[Excerpt from a dataset]

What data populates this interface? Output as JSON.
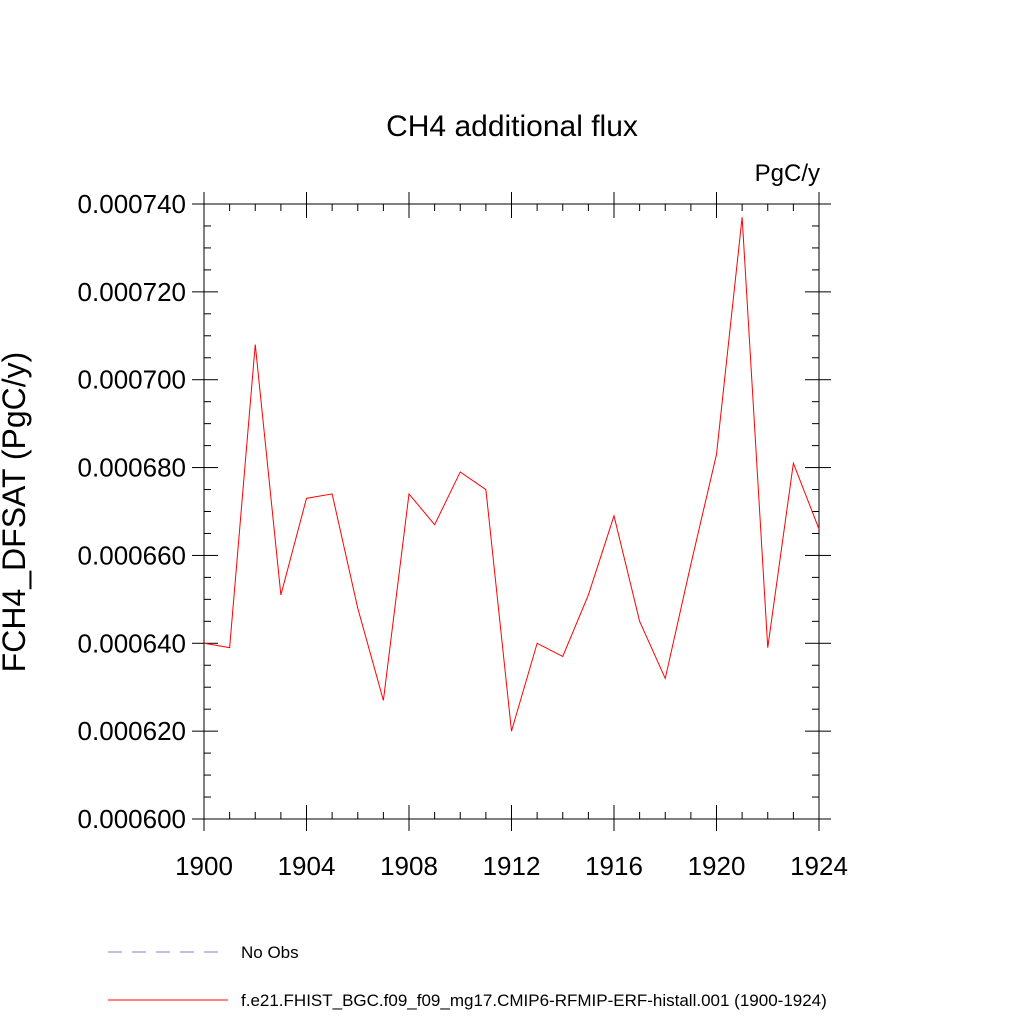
{
  "chart_data": {
    "type": "line",
    "title": "CH4 additional flux",
    "units_label": "PgC/y",
    "xlabel": "",
    "ylabel": "FCH4_DFSAT  (PgC/y)",
    "xlim": [
      1900,
      1924
    ],
    "ylim": [
      0.0006,
      0.00074
    ],
    "x_ticks": [
      1900,
      1904,
      1908,
      1912,
      1916,
      1920,
      1924
    ],
    "x_tick_labels": [
      "1900",
      "1904",
      "1908",
      "1912",
      "1916",
      "1920",
      "1924"
    ],
    "y_ticks": [
      0.0006,
      0.00062,
      0.00064,
      0.00066,
      0.00068,
      0.0007,
      0.00072,
      0.00074
    ],
    "y_tick_labels": [
      "0.000600",
      "0.000620",
      "0.000640",
      "0.000660",
      "0.000680",
      "0.000700",
      "0.000720",
      "0.000740"
    ],
    "grid": false,
    "legend_position": "bottom",
    "series": [
      {
        "name": "f.e21.FHIST_BGC.f09_f09_mg17.CMIP6-RFMIP-ERF-histall.001 (1900-1924)",
        "color": "#ff0000",
        "style": "solid",
        "x": [
          1900,
          1901,
          1902,
          1903,
          1904,
          1905,
          1906,
          1907,
          1908,
          1909,
          1910,
          1911,
          1912,
          1913,
          1914,
          1915,
          1916,
          1917,
          1918,
          1919,
          1920,
          1921,
          1922,
          1923,
          1924
        ],
        "y": [
          0.00064,
          0.000639,
          0.000708,
          0.000651,
          0.000673,
          0.000674,
          0.000648,
          0.000627,
          0.000674,
          0.000667,
          0.000679,
          0.000675,
          0.00062,
          0.00064,
          0.000637,
          0.000651,
          0.000669,
          0.000645,
          0.000632,
          0.000658,
          0.000683,
          0.000737,
          0.000639,
          0.000681,
          0.000666
        ]
      }
    ],
    "legend": [
      {
        "label": "No Obs",
        "color": "#8080c0",
        "style": "dashed"
      },
      {
        "label": "f.e21.FHIST_BGC.f09_f09_mg17.CMIP6-RFMIP-ERF-histall.001 (1900-1924)",
        "color": "#ff0000",
        "style": "solid"
      }
    ]
  }
}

▶ YOUR GOAL
Keep the pictures out of your copy, and repeat every entry above exactly.

▶ THE RESPONSE
What data populates this interface? Output as JSON.
{
  "chart_data": {
    "type": "line",
    "title": "CH4 additional flux",
    "units_label": "PgC/y",
    "xlabel": "",
    "ylabel": "FCH4_DFSAT  (PgC/y)",
    "xlim": [
      1900,
      1924
    ],
    "ylim": [
      0.0006,
      0.00074
    ],
    "x_ticks": [
      1900,
      1904,
      1908,
      1912,
      1916,
      1920,
      1924
    ],
    "x_tick_labels": [
      "1900",
      "1904",
      "1908",
      "1912",
      "1916",
      "1920",
      "1924"
    ],
    "y_ticks": [
      0.0006,
      0.00062,
      0.00064,
      0.00066,
      0.00068,
      0.0007,
      0.00072,
      0.00074
    ],
    "y_tick_labels": [
      "0.000600",
      "0.000620",
      "0.000640",
      "0.000660",
      "0.000680",
      "0.000700",
      "0.000720",
      "0.000740"
    ],
    "grid": false,
    "legend_position": "bottom",
    "series": [
      {
        "name": "f.e21.FHIST_BGC.f09_f09_mg17.CMIP6-RFMIP-ERF-histall.001 (1900-1924)",
        "color": "#ff0000",
        "style": "solid",
        "x": [
          1900,
          1901,
          1902,
          1903,
          1904,
          1905,
          1906,
          1907,
          1908,
          1909,
          1910,
          1911,
          1912,
          1913,
          1914,
          1915,
          1916,
          1917,
          1918,
          1919,
          1920,
          1921,
          1922,
          1923,
          1924
        ],
        "y": [
          0.00064,
          0.000639,
          0.000708,
          0.000651,
          0.000673,
          0.000674,
          0.000648,
          0.000627,
          0.000674,
          0.000667,
          0.000679,
          0.000675,
          0.00062,
          0.00064,
          0.000637,
          0.000651,
          0.000669,
          0.000645,
          0.000632,
          0.000658,
          0.000683,
          0.000737,
          0.000639,
          0.000681,
          0.000666
        ]
      }
    ],
    "legend": [
      {
        "label": "No Obs",
        "color": "#8080c0",
        "style": "dashed"
      },
      {
        "label": "f.e21.FHIST_BGC.f09_f09_mg17.CMIP6-RFMIP-ERF-histall.001 (1900-1924)",
        "color": "#ff0000",
        "style": "solid"
      }
    ]
  }
}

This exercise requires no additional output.